ENTRIES SUPPLIED:
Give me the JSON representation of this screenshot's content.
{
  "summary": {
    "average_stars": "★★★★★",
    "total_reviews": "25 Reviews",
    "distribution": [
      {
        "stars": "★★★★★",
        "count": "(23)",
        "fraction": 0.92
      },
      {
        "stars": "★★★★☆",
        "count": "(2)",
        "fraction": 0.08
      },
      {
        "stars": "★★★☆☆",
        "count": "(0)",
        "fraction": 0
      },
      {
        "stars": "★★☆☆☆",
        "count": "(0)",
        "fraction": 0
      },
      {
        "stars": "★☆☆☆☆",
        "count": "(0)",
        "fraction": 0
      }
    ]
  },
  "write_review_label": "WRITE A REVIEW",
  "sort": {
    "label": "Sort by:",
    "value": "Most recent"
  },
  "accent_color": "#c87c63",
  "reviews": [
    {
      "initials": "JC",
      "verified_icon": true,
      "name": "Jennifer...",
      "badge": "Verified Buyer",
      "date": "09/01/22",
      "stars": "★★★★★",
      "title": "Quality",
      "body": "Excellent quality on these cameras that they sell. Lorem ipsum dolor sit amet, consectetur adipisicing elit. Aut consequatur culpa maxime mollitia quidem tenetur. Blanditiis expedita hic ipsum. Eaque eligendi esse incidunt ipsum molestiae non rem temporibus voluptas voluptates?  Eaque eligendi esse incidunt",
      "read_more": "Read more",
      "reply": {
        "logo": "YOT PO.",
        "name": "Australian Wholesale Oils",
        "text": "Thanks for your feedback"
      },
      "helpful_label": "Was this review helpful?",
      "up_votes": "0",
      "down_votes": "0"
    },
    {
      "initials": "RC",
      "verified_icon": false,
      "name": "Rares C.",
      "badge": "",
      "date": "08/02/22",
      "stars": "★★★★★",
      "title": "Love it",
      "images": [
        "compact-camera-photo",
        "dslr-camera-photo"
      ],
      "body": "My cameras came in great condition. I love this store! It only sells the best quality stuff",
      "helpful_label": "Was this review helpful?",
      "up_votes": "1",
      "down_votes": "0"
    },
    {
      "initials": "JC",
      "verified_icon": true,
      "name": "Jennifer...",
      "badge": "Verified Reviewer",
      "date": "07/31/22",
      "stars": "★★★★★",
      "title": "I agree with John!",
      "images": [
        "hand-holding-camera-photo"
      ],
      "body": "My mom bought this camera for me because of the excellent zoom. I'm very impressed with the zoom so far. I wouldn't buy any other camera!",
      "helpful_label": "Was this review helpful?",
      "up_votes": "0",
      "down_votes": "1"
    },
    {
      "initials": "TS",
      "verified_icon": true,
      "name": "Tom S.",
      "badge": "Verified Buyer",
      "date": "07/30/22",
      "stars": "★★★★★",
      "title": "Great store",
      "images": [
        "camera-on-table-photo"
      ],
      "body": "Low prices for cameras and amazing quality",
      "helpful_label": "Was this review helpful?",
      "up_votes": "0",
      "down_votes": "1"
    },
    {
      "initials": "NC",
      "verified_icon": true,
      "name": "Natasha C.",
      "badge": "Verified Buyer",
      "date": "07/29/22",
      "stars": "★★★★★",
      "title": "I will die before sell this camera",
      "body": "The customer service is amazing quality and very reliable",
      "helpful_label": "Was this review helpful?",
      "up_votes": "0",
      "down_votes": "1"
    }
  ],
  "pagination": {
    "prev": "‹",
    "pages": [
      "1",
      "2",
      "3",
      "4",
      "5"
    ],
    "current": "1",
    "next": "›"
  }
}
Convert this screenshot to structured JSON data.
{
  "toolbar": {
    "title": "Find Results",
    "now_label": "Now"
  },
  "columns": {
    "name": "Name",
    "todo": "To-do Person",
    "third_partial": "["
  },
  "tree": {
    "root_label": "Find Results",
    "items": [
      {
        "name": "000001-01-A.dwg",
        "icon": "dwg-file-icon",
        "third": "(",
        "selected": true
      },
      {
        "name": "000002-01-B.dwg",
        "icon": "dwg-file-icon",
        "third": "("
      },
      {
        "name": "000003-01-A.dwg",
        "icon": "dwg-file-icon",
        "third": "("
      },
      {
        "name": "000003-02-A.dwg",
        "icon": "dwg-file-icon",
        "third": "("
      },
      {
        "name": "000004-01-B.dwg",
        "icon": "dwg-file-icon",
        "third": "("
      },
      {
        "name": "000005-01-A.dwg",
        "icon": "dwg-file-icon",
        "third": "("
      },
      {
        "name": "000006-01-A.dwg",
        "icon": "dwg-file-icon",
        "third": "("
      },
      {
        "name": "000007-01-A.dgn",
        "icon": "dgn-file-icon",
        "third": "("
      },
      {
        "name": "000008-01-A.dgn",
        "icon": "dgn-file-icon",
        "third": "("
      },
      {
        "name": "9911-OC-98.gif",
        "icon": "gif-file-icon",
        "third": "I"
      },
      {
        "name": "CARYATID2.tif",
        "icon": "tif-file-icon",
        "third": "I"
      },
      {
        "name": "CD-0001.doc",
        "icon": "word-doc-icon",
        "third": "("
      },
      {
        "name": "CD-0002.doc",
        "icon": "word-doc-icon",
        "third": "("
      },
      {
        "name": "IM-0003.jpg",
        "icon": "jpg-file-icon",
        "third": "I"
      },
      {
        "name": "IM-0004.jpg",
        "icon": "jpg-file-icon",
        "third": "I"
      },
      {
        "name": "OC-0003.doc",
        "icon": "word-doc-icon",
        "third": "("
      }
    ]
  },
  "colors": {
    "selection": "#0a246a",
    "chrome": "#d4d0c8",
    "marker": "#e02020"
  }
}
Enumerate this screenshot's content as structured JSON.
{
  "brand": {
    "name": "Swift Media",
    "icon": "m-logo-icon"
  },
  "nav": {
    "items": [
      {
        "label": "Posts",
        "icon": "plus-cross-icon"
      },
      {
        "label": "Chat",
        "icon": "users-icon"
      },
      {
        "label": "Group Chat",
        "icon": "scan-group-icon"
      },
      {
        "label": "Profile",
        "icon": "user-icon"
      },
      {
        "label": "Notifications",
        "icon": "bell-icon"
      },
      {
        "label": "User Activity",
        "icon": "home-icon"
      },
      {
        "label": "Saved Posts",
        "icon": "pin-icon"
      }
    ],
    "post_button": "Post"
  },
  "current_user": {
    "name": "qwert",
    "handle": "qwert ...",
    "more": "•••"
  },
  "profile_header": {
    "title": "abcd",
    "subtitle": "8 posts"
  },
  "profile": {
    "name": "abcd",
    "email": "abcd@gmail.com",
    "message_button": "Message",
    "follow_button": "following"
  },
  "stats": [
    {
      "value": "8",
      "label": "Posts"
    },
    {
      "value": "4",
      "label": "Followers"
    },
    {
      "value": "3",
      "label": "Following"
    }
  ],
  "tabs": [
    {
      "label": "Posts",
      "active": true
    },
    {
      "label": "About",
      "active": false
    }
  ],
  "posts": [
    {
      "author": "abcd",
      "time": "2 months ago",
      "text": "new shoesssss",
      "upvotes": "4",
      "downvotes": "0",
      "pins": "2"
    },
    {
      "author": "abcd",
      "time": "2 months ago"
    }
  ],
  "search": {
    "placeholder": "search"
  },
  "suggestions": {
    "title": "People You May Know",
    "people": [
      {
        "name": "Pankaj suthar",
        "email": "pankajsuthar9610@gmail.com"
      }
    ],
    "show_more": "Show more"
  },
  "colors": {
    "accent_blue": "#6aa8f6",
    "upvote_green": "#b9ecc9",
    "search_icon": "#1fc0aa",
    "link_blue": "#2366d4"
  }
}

WHAT IS NEEDED:
Each line of the listing should be echoed back exactly.

SOLUTION:
Give me the JSON representation of this screenshot's content.
{
  "summary": {
    "average_stars": "★★★★★",
    "total_reviews": "25 Reviews",
    "distribution": [
      {
        "stars": "★★★★★",
        "count": "(23)",
        "fraction": 0.92
      },
      {
        "stars": "★★★★☆",
        "count": "(2)",
        "fraction": 0.08
      },
      {
        "stars": "★★★☆☆",
        "count": "(0)",
        "fraction": 0
      },
      {
        "stars": "★★☆☆☆",
        "count": "(0)",
        "fraction": 0
      },
      {
        "stars": "★☆☆☆☆",
        "count": "(0)",
        "fraction": 0
      }
    ]
  },
  "write_review_label": "WRITE A REVIEW",
  "sort": {
    "label": "Sort by:",
    "value": "Most recent"
  },
  "accent_color": "#c87c63",
  "reviews": [
    {
      "initials": "JC",
      "verified_icon": true,
      "name": "Jennifer...",
      "badge": "Verified Buyer",
      "date": "09/01/22",
      "stars": "★★★★★",
      "title": "Quality",
      "body": "Excellent quality on these cameras that they sell. Lorem ipsum dolor sit amet, consectetur adipisicing elit. Aut consequatur culpa maxime mollitia quidem tenetur. Blanditiis expedita hic ipsum. Eaque eligendi esse incidunt ipsum molestiae non rem temporibus voluptas voluptates?  Eaque eligendi esse incidunt",
      "read_more": "Read more",
      "reply": {
        "logo": "YOT PO.",
        "name": "Australian Wholesale Oils",
        "text": "Thanks for your feedback"
      },
      "helpful_label": "Was this review helpful?",
      "up_votes": "0",
      "down_votes": "0"
    },
    {
      "initials": "RC",
      "verified_icon": false,
      "name": "Rares C.",
      "badge": "",
      "date": "08/02/22",
      "stars": "★★★★★",
      "title": "Love it",
      "images": [
        "compact-camera-photo",
        "dslr-camera-photo"
      ],
      "body": "My cameras came in great condition. I love this store! It only sells the best quality stuff",
      "helpful_label": "Was this review helpful?",
      "up_votes": "1",
      "down_votes": "0"
    },
    {
      "initials": "JC",
      "verified_icon": true,
      "name": "Jennifer...",
      "badge": "Verified Reviewer",
      "date": "07/31/22",
      "stars": "★★★★★",
      "title": "I agree with John!",
      "images": [
        "hand-holding-camera-photo"
      ],
      "body": "My mom bought this camera for me because of the excellent zoom. I'm very impressed with the zoom so far. I wouldn't buy any other camera!",
      "helpful_label": "Was this review helpful?",
      "up_votes": "0",
      "down_votes": "1"
    },
    {
      "initials": "TS",
      "verified_icon": true,
      "name": "Tom S.",
      "badge": "Verified Buyer",
      "date": "07/30/22",
      "stars": "★★★★★",
      "title": "Great store",
      "images": [
        "camera-on-table-photo"
      ],
      "body": "Low prices for cameras and amazing quality",
      "helpful_label": "Was this review helpful?",
      "up_votes": "0",
      "down_votes": "1"
    },
    {
      "initials": "NC",
      "verified_icon": true,
      "name": "Natasha C.",
      "badge": "Verified Buyer",
      "date": "07/29/22",
      "stars": "★★★★★",
      "title": "I will die before sell this camera",
      "body": "The customer service is amazing quality and very reliable",
      "helpful_label": "Was this review helpful?",
      "up_votes": "0",
      "down_votes": "1"
    }
  ],
  "pagination": {
    "prev": "‹",
    "pages": [
      "1",
      "2",
      "3",
      "4",
      "5"
    ],
    "current": "1",
    "next": "›"
  }
}
Convert this screenshot to structured JSON data.
{
  "toolbar": {
    "title": "Find Results",
    "now_label": "Now"
  },
  "columns": {
    "name": "Name",
    "todo": "To-do Person",
    "third_partial": "["
  },
  "tree": {
    "root_label": "Find Results",
    "items": [
      {
        "name": "000001-01-A.dwg",
        "icon": "dwg-file-icon",
        "third": "(",
        "selected": true
      },
      {
        "name": "000002-01-B.dwg",
        "icon": "dwg-file-icon",
        "third": "("
      },
      {
        "name": "000003-01-A.dwg",
        "icon": "dwg-file-icon",
        "third": "("
      },
      {
        "name": "000003-02-A.dwg",
        "icon": "dwg-file-icon",
        "third": "("
      },
      {
        "name": "000004-01-B.dwg",
        "icon": "dwg-file-icon",
        "third": "("
      },
      {
        "name": "000005-01-A.dwg",
        "icon": "dwg-file-icon",
        "third": "("
      },
      {
        "name": "000006-01-A.dwg",
        "icon": "dwg-file-icon",
        "third": "("
      },
      {
        "name": "000007-01-A.dgn",
        "icon": "dgn-file-icon",
        "third": "("
      },
      {
        "name": "000008-01-A.dgn",
        "icon": "dgn-file-icon",
        "third": "("
      },
      {
        "name": "9911-OC-98.gif",
        "icon": "gif-file-icon",
        "third": "I"
      },
      {
        "name": "CARYATID2.tif",
        "icon": "tif-file-icon",
        "third": "I"
      },
      {
        "name": "CD-0001.doc",
        "icon": "word-doc-icon",
        "third": "("
      },
      {
        "name": "CD-0002.doc",
        "icon": "word-doc-icon",
        "third": "("
      },
      {
        "name": "IM-0003.jpg",
        "icon": "jpg-file-icon",
        "third": "I"
      },
      {
        "name": "IM-0004.jpg",
        "icon": "jpg-file-icon",
        "third": "I"
      },
      {
        "name": "OC-0003.doc",
        "icon": "word-doc-icon",
        "third": "("
      }
    ]
  },
  "colors": {
    "selection": "#0a246a",
    "chrome": "#d4d0c8",
    "marker": "#e02020"
  }
}
Enumerate this screenshot's content as structured JSON.
{
  "brand": {
    "name": "Swift Media",
    "icon": "m-logo-icon"
  },
  "nav": {
    "items": [
      {
        "label": "Posts",
        "icon": "plus-cross-icon"
      },
      {
        "label": "Chat",
        "icon": "users-icon"
      },
      {
        "label": "Group Chat",
        "icon": "scan-group-icon"
      },
      {
        "label": "Profile",
        "icon": "user-icon"
      },
      {
        "label": "Notifications",
        "icon": "bell-icon"
      },
      {
        "label": "User Activity",
        "icon": "home-icon"
      },
      {
        "label": "Saved Posts",
        "icon": "pin-icon"
      }
    ],
    "post_button": "Post"
  },
  "current_user": {
    "name": "qwert",
    "handle": "qwert ...",
    "more": "•••"
  },
  "profile_header": {
    "title": "abcd",
    "subtitle": "8 posts"
  },
  "profile": {
    "name": "abcd",
    "email": "abcd@gmail.com",
    "message_button": "Message",
    "follow_button": "following"
  },
  "stats": [
    {
      "value": "8",
      "label": "Posts"
    },
    {
      "value": "4",
      "label": "Followers"
    },
    {
      "value": "3",
      "label": "Following"
    }
  ],
  "tabs": [
    {
      "label": "Posts",
      "active": true
    },
    {
      "label": "About",
      "active": false
    }
  ],
  "posts": [
    {
      "author": "abcd",
      "time": "2 months ago",
      "text": "new shoesssss",
      "upvotes": "4",
      "downvotes": "0",
      "pins": "2"
    },
    {
      "author": "abcd",
      "time": "2 months ago"
    }
  ],
  "search": {
    "placeholder": "search"
  },
  "suggestions": {
    "title": "People You May Know",
    "people": [
      {
        "name": "Pankaj suthar",
        "email": "pankajsuthar9610@gmail.com"
      }
    ],
    "show_more": "Show more"
  },
  "colors": {
    "accent_blue": "#6aa8f6",
    "upvote_green": "#b9ecc9",
    "search_icon": "#1fc0aa",
    "link_blue": "#2366d4"
  }
}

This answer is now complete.